• [OBJECTIVE] Report only the number of lines in this material that include "Banque".
>> Start DATA ENTRIES
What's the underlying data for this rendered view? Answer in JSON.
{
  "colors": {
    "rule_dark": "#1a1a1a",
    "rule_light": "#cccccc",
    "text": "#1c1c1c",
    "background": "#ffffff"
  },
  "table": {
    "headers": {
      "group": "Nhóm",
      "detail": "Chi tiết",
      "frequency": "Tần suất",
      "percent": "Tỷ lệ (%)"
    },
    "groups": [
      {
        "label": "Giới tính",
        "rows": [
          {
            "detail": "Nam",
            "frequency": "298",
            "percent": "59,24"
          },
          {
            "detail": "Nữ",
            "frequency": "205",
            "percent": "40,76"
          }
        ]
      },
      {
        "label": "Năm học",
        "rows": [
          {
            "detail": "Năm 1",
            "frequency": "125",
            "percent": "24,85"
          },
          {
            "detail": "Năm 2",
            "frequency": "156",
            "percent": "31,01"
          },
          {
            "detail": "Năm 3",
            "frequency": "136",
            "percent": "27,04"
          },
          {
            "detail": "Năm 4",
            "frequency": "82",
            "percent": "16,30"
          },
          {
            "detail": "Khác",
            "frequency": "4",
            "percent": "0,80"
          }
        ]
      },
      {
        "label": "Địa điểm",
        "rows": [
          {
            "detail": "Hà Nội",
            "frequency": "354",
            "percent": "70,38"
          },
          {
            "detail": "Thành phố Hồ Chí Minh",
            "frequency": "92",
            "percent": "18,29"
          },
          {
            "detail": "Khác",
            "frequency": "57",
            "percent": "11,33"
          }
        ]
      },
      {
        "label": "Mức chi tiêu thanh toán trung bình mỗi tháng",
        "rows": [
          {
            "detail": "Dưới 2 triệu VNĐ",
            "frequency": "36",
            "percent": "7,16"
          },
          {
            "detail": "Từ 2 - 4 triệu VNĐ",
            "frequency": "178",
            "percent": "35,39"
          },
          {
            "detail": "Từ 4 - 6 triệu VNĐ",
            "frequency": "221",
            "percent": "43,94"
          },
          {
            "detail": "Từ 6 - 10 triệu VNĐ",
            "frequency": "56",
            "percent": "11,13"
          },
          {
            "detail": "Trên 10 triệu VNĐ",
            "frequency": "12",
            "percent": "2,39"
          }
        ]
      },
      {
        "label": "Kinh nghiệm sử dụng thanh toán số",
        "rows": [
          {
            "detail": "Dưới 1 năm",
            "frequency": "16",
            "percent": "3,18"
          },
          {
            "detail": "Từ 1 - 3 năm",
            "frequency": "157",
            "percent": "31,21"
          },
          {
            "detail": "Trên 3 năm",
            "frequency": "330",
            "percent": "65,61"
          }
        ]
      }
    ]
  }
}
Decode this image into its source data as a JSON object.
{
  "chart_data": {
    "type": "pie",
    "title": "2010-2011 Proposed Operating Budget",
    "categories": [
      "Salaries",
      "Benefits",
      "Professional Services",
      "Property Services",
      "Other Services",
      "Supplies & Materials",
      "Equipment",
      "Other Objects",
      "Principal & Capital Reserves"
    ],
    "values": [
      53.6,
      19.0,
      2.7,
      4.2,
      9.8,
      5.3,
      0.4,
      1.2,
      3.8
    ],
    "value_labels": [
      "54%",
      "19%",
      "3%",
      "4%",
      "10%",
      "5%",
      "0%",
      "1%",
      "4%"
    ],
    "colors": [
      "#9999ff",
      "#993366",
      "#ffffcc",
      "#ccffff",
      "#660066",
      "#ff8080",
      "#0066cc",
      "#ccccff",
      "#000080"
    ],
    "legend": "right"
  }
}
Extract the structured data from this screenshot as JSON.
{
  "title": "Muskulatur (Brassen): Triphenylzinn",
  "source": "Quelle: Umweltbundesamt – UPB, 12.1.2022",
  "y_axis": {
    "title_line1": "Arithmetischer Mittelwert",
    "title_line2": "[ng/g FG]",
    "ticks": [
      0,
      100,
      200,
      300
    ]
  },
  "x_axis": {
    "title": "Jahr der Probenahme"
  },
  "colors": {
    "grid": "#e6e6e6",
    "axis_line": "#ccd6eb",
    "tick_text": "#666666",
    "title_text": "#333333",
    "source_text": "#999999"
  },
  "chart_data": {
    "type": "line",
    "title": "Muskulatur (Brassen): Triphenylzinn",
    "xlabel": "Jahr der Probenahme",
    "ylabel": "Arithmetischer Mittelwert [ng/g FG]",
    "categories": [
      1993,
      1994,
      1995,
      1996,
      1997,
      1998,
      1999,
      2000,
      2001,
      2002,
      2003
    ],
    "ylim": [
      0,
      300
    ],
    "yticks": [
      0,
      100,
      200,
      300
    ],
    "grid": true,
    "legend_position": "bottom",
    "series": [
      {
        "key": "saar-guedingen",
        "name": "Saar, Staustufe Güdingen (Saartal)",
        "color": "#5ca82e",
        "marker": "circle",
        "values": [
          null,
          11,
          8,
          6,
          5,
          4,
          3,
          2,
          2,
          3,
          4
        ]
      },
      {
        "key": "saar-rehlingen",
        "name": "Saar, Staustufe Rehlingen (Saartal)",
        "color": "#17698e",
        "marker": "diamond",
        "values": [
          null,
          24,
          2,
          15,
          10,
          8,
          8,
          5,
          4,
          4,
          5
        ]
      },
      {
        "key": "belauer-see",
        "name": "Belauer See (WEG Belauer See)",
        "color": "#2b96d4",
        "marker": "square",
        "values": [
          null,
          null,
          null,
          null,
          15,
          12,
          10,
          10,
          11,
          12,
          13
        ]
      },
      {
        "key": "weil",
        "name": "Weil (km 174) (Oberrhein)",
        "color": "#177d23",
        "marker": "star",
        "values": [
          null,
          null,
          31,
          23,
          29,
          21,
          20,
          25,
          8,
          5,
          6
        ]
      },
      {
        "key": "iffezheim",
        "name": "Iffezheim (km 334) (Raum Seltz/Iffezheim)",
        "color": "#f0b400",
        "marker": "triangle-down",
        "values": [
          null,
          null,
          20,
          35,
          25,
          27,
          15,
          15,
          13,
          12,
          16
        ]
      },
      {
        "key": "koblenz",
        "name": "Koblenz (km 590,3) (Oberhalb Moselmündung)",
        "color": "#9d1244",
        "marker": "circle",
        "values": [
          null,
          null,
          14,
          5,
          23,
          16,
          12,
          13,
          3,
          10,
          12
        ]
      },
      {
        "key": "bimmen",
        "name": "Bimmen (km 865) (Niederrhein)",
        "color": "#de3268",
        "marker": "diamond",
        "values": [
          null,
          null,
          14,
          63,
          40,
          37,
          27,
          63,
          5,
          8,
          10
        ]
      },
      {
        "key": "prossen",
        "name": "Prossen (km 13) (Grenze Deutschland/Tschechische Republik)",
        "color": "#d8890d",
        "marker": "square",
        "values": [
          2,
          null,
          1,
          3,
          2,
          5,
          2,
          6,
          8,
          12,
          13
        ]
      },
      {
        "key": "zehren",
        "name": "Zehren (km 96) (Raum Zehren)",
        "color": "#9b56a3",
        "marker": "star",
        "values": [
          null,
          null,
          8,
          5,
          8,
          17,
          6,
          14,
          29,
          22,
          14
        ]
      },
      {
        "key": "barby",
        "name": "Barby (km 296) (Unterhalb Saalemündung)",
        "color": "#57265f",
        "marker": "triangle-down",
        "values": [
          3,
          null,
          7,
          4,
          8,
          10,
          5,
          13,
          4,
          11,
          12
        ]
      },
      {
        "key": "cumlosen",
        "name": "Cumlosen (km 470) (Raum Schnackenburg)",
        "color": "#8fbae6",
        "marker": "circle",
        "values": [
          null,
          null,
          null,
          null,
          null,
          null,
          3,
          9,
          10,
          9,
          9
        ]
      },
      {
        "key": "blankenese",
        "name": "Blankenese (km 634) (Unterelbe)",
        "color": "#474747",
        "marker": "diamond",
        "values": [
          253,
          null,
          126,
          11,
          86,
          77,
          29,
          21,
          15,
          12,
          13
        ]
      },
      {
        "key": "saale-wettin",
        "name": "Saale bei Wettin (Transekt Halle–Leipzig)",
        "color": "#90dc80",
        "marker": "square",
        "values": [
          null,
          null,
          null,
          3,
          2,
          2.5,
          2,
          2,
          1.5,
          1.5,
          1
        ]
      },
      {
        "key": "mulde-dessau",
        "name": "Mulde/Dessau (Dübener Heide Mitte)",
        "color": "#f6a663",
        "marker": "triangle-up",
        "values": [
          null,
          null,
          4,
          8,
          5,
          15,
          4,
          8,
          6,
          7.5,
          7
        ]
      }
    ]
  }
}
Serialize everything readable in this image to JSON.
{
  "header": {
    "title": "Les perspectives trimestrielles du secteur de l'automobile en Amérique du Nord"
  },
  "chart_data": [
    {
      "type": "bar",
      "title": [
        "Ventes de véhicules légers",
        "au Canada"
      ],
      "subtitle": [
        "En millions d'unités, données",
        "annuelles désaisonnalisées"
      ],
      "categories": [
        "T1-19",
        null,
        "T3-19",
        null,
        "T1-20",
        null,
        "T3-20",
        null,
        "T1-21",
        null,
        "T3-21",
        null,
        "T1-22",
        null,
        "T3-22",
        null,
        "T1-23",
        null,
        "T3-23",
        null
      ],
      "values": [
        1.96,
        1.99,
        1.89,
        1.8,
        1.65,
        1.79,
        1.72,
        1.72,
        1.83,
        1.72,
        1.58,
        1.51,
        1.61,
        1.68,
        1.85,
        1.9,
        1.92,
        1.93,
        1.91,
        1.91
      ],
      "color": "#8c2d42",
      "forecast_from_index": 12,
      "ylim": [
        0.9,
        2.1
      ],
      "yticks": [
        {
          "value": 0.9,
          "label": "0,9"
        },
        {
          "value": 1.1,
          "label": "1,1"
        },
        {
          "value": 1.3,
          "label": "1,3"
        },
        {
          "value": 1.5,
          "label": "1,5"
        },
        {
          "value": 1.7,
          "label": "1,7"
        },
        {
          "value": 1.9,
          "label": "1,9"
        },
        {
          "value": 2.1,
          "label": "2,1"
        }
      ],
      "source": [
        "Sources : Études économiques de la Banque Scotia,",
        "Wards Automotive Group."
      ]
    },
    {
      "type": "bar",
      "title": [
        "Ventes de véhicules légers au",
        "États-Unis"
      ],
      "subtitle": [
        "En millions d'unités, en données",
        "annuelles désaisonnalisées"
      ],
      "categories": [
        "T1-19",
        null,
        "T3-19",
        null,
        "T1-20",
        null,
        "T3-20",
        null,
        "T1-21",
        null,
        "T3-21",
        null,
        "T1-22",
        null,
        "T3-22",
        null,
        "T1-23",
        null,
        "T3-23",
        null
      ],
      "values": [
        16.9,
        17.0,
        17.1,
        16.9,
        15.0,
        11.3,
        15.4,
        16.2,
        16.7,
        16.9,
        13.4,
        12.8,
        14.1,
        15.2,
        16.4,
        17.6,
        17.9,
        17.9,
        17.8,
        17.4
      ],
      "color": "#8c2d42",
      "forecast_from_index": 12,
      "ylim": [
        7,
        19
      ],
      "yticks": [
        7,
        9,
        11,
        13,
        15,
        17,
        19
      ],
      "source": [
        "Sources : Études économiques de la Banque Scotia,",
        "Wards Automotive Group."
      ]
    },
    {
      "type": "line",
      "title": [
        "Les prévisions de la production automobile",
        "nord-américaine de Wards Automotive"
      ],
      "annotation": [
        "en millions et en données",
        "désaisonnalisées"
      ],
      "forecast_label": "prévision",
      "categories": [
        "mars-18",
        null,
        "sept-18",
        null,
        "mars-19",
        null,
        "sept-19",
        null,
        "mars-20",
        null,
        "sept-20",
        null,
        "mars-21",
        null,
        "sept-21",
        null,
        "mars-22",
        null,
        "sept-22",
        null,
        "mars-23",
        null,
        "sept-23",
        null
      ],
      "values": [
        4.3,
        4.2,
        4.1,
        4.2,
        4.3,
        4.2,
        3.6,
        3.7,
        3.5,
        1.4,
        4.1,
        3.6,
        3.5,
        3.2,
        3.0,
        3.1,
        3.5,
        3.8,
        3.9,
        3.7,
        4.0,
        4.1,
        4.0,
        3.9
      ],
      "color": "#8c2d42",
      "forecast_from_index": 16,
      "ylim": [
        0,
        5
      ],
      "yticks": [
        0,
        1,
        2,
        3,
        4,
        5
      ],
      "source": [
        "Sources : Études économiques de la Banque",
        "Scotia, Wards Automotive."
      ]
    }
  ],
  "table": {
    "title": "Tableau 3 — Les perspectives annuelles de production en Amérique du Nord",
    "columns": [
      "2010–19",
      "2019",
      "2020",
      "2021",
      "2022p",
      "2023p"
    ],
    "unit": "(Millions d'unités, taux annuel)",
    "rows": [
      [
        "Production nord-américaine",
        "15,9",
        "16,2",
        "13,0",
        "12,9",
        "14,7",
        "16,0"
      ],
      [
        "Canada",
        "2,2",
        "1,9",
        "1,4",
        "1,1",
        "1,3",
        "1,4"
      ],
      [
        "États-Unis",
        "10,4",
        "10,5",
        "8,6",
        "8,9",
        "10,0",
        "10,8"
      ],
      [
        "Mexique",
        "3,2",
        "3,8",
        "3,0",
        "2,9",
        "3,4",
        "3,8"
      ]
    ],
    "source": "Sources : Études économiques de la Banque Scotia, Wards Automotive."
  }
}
>> End DATA ENTRIES
• [THE ANSWER] 4